Go through the records and give each one again exactly.

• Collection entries
○ ○ ○ ○ ○ ○ ○

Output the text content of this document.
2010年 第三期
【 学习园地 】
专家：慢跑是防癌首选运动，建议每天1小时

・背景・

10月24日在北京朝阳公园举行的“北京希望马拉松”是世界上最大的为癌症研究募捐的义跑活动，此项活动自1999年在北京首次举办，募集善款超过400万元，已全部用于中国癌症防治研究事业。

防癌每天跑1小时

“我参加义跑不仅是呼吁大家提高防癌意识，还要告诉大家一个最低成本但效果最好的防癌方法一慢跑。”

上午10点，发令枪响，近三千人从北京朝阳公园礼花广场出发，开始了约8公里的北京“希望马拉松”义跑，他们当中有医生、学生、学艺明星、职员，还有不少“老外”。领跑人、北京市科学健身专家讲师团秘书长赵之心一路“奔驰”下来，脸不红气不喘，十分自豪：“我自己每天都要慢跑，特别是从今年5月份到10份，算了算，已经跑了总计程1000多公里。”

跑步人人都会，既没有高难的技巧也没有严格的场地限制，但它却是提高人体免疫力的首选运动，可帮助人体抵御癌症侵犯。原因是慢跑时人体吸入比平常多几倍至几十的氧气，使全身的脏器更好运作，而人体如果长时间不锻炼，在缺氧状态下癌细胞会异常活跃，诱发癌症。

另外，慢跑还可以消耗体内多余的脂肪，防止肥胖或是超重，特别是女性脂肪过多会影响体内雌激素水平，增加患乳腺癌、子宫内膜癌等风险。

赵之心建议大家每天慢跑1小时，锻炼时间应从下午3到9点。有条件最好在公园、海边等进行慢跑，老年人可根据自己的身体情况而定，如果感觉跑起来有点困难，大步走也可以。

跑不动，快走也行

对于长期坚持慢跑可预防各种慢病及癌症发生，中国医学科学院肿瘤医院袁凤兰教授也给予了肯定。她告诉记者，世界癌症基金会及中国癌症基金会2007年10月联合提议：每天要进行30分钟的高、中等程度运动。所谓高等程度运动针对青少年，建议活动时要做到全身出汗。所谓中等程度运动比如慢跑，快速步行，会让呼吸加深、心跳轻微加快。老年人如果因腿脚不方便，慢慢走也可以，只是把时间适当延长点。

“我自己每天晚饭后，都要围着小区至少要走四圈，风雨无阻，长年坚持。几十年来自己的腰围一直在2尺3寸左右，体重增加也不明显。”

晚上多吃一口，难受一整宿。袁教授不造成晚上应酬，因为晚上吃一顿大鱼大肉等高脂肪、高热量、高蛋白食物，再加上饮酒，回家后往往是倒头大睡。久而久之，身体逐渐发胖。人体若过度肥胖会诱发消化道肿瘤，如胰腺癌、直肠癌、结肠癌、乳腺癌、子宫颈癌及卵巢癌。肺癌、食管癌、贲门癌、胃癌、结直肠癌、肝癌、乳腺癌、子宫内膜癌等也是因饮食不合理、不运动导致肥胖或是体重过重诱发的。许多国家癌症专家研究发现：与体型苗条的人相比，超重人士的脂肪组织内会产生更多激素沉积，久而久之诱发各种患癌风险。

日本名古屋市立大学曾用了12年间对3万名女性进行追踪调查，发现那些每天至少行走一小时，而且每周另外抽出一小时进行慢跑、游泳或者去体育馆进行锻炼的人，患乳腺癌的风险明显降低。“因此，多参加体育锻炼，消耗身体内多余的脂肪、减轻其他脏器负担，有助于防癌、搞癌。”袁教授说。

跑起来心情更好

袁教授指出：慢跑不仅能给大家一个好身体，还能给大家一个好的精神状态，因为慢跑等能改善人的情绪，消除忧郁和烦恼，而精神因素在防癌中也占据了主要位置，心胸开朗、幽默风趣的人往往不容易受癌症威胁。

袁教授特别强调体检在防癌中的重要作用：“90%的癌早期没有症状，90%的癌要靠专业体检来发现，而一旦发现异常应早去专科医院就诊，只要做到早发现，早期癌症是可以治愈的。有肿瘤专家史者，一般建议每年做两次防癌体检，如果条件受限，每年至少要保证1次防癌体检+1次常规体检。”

○ ○ ○ ○ ○ ○ ○

• Correct answer
Output the text content of this document.
2010年 第三期
【 学习园地 】
专家：慢跑是防癌首选运动，建议每天1小时

・背景・

10月24日在北京朝阳公园举行的“北京希望马拉松”是世界上最大的为癌症研究募捐的义跑活动，此项活动自1999年在北京首次举办，募集善款超过400万元，已全部用于中国癌症防治研究事业。

防癌每天跑1小时

“我参加义跑不仅是呼吁大家提高防癌意识，还要告诉大家一个最低成本但效果最好的防癌方法一慢跑。”

上午10点，发令枪响，近三千人从北京朝阳公园礼花广场出发，开始了约8公里的北京“希望马拉松”义跑，他们当中有医生、学生、学艺明星、职员，还有不少“老外”。领跑人、北京市科学健身专家讲师团秘书长赵之心一路“奔驰”下来，脸不红气不喘，十分自豪：“我自己每天都要慢跑，特别是从今年5月份到10份，算了算，已经跑了总计程1000多公里。”

跑步人人都会，既没有高难的技巧也没有严格的场地限制，但它却是提高人体免疫力的首选运动，可帮助人体抵御癌症侵犯。原因是慢跑时人体吸入比平常多几倍至几十的氧气，使全身的脏器更好运作，而人体如果长时间不锻炼，在缺氧状态下癌细胞会异常活跃，诱发癌症。

另外，慢跑还可以消耗体内多余的脂肪，防止肥胖或是超重，特别是女性脂肪过多会影响体内雌激素水平，增加患乳腺癌、子宫内膜癌等风险。

赵之心建议大家每天慢跑1小时，锻炼时间应从下午3到9点。有条件最好在公园、海边等进行慢跑，老年人可根据自己的身体情况而定，如果感觉跑起来有点困难，大步走也可以。

跑不动，快走也行

对于长期坚持慢跑可预防各种慢病及癌症发生，中国医学科学院肿瘤医院袁凤兰教授也给予了肯定。她告诉记者，世界癌症基金会及中国癌症基金会2007年10月联合提议：每天要进行30分钟的高、中等程度运动。所谓高等程度运动针对青少年，建议活动时要做到全身出汗。所谓中等程度运动比如慢跑，快速步行，会让呼吸加深、心跳轻微加快。老年人如果因腿脚不方便，慢慢走也可以，只是把时间适当延长点。

“我自己每天晚饭后，都要围着小区至少要走四圈，风雨无阻，长年坚持。几十年来自己的腰围一直在2尺3寸左右，体重增加也不明显。”

晚上多吃一口，难受一整宿。袁教授不造成晚上应酬，因为晚上吃一顿大鱼大肉等高脂肪、高热量、高蛋白食物，再加上饮酒，回家后往往是倒头大睡。久而久之，身体逐渐发胖。人体若过度肥胖会诱发消化道肿瘤，如胰腺癌、直肠癌、结肠癌、乳腺癌、子宫颈癌及卵巢癌。肺癌、食管癌、贲门癌、胃癌、结直肠癌、肝癌、乳腺癌、子宫内膜癌等也是因饮食不合理、不运动导致肥胖或是体重过重诱发的。许多国家癌症专家研究发现：与体型苗条的人相比，超重人士的脂肪组织内会产生更多激素沉积，久而久之诱发各种患癌风险。

日本名古屋市立大学曾用了12年间对3万名女性进行追踪调查，发现那些每天至少行走一小时，而且每周另外抽出一小时进行慢跑、游泳或者去体育馆进行锻炼的人，患乳腺癌的风险明显降低。“因此，多参加体育锻炼，消耗身体内多余的脂肪、减轻其他脏器负担，有助于防癌、搞癌。”袁教授说。

跑起来心情更好

袁教授指出：慢跑不仅能给大家一个好身体，还能给大家一个好的精神状态，因为慢跑等能改善人的情绪，消除忧郁和烦恼，而精神因素在防癌中也占据了主要位置，心胸开朗、幽默风趣的人往往不容易受癌症威胁。

袁教授特别强调体检在防癌中的重要作用：“90%的癌早期没有症状，90%的癌要靠专业体检来发现，而一旦发现异常应早去专科医院就诊，只要做到早发现，早期癌症是可以治愈的。有肿瘤专家史者，一般建议每年做两次防癌体检，如果条件受限，每年至少要保证1次防癌体检+1次常规体检。”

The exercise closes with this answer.